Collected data
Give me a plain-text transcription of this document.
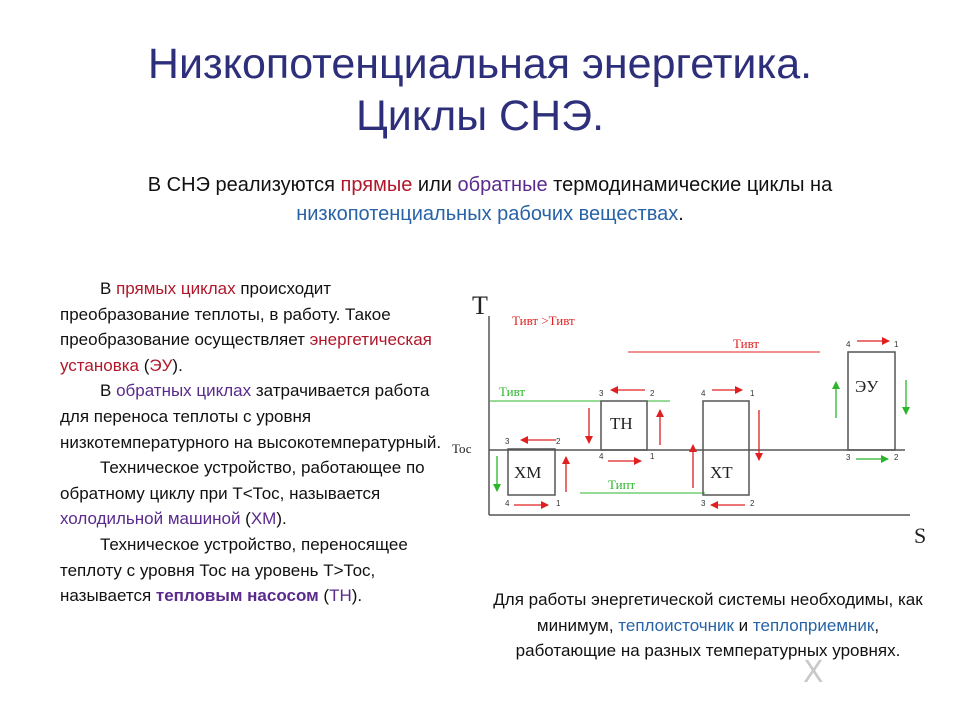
Низкопотенциальная энергетика.
Циклы СНЭ.
В СНЭ реализуются прямые или обратные термодинамические циклы на низкопотенциальных рабочих веществах.

В прямых циклах происходит преобразование теплоты, в работу. Такое преобразование осуществляет энергетическая установка (ЭУ).

В обратных циклах затрачивается работа для переноса теплоты с уровня низкотемпературного на высокотемпературный.

Техническое устройство, работающее по обратному циклу при Т<Тос, называется холодильной машиной (ХМ).

Техническое устройство, переносящее теплоту с уровня Тос на уровень Т>Тос, называется тепловым насосом (ТН).	Для работы энергетической системы необходимы, как минимум, теплоисточник и теплоприемник, работающие на разных температурных уровнях.
X
T
S
Тос
Тивт
Типт
Тивт
Тивт >Тивт
ХМ
3	2
4	1
ТН
3	2
4	1
ХТ
4	1
3	2
ЭУ
4	1
3	2
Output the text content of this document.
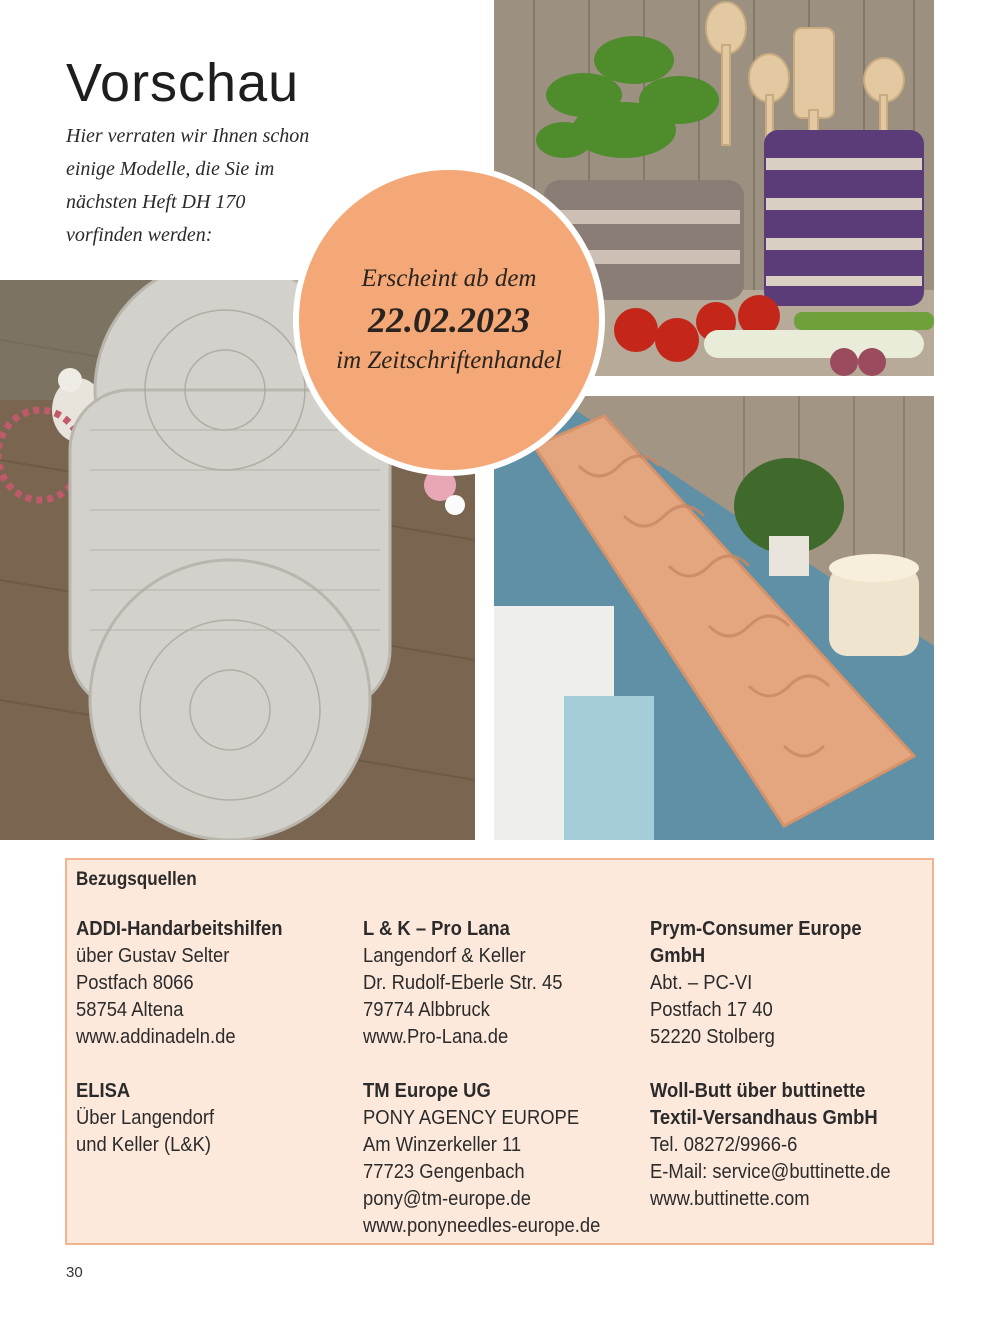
Vorschau
Hier verraten wir Ihnen schon
einige Modelle, die Sie im
nächsten Heft DH 170
vorfinden werden:
Erscheint ab dem
22.02.2023
im Zeitschriftenhandel
Bezugsquellen
ADDI-Handarbeitshilfen
über Gustav Selter
Postfach 8066
58754 Altena
www.addinadeln.de
ELISA
Über Langendorf
und Keller (L&K)
L & K – Pro Lana
Langendorf & Keller
Dr. Rudolf-Eberle Str. 45
79774 Albbruck
www.Pro-Lana.de
TM Europe UG
PONY AGENCY EUROPE
Am Winzerkeller 11
77723 Gengenbach
pony@tm-europe.de
www.ponyneedles-europe.de
Prym-Consumer Europe
GmbH
Abt. – PC-VI
Postfach 17 40
52220 Stolberg
Woll-Butt über buttinette
Textil-Versandhaus GmbH
Tel. 08272/9966-6
E-Mail: service@buttinette.de
www.buttinette.com
30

= Aim of the task =
Across the entries above, how many lines contain "Langendorf"? Provide only the count.

= Exercise solution =
2